> **What is required**
Output the full material exactly as it appears here.

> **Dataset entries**
• • • •

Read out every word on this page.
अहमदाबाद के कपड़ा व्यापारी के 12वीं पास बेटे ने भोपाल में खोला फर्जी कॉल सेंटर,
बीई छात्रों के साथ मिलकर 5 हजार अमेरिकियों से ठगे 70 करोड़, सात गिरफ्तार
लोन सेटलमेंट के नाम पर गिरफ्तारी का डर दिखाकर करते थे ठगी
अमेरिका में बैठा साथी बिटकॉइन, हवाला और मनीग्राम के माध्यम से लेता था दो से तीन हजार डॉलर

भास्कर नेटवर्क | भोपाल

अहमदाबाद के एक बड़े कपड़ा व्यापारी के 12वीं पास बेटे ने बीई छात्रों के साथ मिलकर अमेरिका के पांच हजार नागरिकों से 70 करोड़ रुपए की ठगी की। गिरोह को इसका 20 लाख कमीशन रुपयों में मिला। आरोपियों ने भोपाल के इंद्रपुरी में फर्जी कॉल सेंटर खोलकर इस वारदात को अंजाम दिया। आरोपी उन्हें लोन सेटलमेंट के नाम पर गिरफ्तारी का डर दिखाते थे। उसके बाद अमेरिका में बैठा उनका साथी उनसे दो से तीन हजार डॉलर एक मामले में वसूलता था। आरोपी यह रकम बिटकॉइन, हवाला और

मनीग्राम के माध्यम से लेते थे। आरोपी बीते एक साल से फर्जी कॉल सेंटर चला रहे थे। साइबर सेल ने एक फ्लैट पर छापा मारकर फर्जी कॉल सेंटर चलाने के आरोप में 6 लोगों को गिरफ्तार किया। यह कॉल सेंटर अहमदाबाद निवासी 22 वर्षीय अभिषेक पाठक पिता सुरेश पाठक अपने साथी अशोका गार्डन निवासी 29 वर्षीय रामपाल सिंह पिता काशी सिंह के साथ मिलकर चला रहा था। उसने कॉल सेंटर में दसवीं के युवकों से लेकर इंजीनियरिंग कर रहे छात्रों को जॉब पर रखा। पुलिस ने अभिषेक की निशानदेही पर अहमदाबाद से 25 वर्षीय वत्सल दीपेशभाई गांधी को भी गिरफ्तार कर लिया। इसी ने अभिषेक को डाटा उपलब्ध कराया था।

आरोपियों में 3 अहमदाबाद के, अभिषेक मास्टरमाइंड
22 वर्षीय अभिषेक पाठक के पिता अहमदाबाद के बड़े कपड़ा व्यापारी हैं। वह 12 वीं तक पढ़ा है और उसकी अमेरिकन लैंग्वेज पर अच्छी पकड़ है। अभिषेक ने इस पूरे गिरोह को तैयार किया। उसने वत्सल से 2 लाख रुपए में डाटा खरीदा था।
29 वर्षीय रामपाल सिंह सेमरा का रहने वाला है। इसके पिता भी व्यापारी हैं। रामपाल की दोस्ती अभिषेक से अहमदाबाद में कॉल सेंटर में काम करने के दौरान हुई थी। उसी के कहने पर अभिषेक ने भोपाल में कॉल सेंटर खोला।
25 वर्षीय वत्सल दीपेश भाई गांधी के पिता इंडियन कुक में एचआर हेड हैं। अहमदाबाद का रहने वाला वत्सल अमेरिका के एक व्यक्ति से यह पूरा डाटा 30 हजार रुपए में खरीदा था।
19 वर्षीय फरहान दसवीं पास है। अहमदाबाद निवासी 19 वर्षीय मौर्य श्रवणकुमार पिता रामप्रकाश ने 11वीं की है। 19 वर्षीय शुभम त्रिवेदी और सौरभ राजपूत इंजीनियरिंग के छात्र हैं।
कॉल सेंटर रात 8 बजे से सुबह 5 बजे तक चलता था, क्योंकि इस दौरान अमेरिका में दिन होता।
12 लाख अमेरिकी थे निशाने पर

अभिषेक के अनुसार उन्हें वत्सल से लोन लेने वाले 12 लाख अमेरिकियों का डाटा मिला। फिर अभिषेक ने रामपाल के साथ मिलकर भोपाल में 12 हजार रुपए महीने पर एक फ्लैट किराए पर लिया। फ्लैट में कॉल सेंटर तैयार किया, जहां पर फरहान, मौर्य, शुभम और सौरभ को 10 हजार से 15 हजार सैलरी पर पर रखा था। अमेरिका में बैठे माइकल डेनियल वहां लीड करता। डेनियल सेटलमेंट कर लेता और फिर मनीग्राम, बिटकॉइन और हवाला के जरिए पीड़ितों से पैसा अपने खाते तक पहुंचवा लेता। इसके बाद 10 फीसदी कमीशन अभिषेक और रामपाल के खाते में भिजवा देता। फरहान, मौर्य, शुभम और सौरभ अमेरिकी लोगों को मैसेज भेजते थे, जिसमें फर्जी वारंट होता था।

• • • •

> **Response to the task**
Read out every word on this page.
अहमदाबाद के कपड़ा व्यापारी के 12वीं पास बेटे ने भोपाल में खोला फर्जी कॉल सेंटर,
बीई छात्रों के साथ मिलकर 5 हजार अमेरिकियों से ठगे 70 करोड़, सात गिरफ्तार
लोन सेटलमेंट के नाम पर गिरफ्तारी का डर दिखाकर करते थे ठगी
अमेरिका में बैठा साथी बिटकॉइन, हवाला और मनीग्राम के माध्यम से लेता था दो से तीन हजार डॉलर

भास्कर नेटवर्क | भोपाल

अहमदाबाद के एक बड़े कपड़ा व्यापारी के 12वीं पास बेटे ने बीई छात्रों के साथ मिलकर अमेरिका के पांच हजार नागरिकों से 70 करोड़ रुपए की ठगी की। गिरोह को इसका 20 लाख कमीशन रुपयों में मिला। आरोपियों ने भोपाल के इंद्रपुरी में फर्जी कॉल सेंटर खोलकर इस वारदात को अंजाम दिया। आरोपी उन्हें लोन सेटलमेंट के नाम पर गिरफ्तारी का डर दिखाते थे। उसके बाद अमेरिका में बैठा उनका साथी उनसे दो से तीन हजार डॉलर एक मामले में वसूलता था। आरोपी यह रकम बिटकॉइन, हवाला और

मनीग्राम के माध्यम से लेते थे। आरोपी बीते एक साल से फर्जी कॉल सेंटर चला रहे थे। साइबर सेल ने एक फ्लैट पर छापा मारकर फर्जी कॉल सेंटर चलाने के आरोप में 6 लोगों को गिरफ्तार किया। यह कॉल सेंटर अहमदाबाद निवासी 22 वर्षीय अभिषेक पाठक पिता सुरेश पाठक अपने साथी अशोका गार्डन निवासी 29 वर्षीय रामपाल सिंह पिता काशी सिंह के साथ मिलकर चला रहा था। उसने कॉल सेंटर में दसवीं के युवकों से लेकर इंजीनियरिंग कर रहे छात्रों को जॉब पर रखा। पुलिस ने अभिषेक की निशानदेही पर अहमदाबाद से 25 वर्षीय वत्सल दीपेशभाई गांधी को भी गिरफ्तार कर लिया। इसी ने अभिषेक को डाटा उपलब्ध कराया था।

आरोपियों में 3 अहमदाबाद के, अभिषेक मास्टरमाइंड
22 वर्षीय अभिषेक पाठक के पिता अहमदाबाद के बड़े कपड़ा व्यापारी हैं। वह 12 वीं तक पढ़ा है और उसकी अमेरिकन लैंग्वेज पर अच्छी पकड़ है। अभिषेक ने इस पूरे गिरोह को तैयार किया। उसने वत्सल से 2 लाख रुपए में डाटा खरीदा था।
29 वर्षीय रामपाल सिंह सेमरा का रहने वाला है। इसके पिता भी व्यापारी हैं। रामपाल की दोस्ती अभिषेक से अहमदाबाद में कॉल सेंटर में काम करने के दौरान हुई थी। उसी के कहने पर अभिषेक ने भोपाल में कॉल सेंटर खोला।
25 वर्षीय वत्सल दीपेश भाई गांधी के पिता इंडियन कुक में एचआर हेड हैं। अहमदाबाद का रहने वाला वत्सल अमेरिका के एक व्यक्ति से यह पूरा डाटा 30 हजार रुपए में खरीदा था।
19 वर्षीय फरहान दसवीं पास है। अहमदाबाद निवासी 19 वर्षीय मौर्य श्रवणकुमार पिता रामप्रकाश ने 11वीं की है। 19 वर्षीय शुभम त्रिवेदी और सौरभ राजपूत इंजीनियरिंग के छात्र हैं।
कॉल सेंटर रात 8 बजे से सुबह 5 बजे तक चलता था, क्योंकि इस दौरान अमेरिका में दिन होता।
12 लाख अमेरिकी थे निशाने पर

अभिषेक के अनुसार उन्हें वत्सल से लोन लेने वाले 12 लाख अमेरिकियों का डाटा मिला। फिर अभिषेक ने रामपाल के साथ मिलकर भोपाल में 12 हजार रुपए महीने पर एक फ्लैट किराए पर लिया। फ्लैट में कॉल सेंटर तैयार किया, जहां पर फरहान, मौर्य, शुभम और सौरभ को 10 हजार से 15 हजार सैलरी पर पर रखा था। अमेरिका में बैठे माइकल डेनियल वहां लीड करता। डेनियल सेटलमेंट कर लेता और फिर मनीग्राम, बिटकॉइन और हवाला के जरिए पीड़ितों से पैसा अपने खाते तक पहुंचवा लेता। इसके बाद 10 फीसदी कमीशन अभिषेक और रामपाल के खाते में भिजवा देता। फरहान, मौर्य, शुभम और सौरभ अमेरिकी लोगों को मैसेज भेजते थे, जिसमें फर्जी वारंट होता था।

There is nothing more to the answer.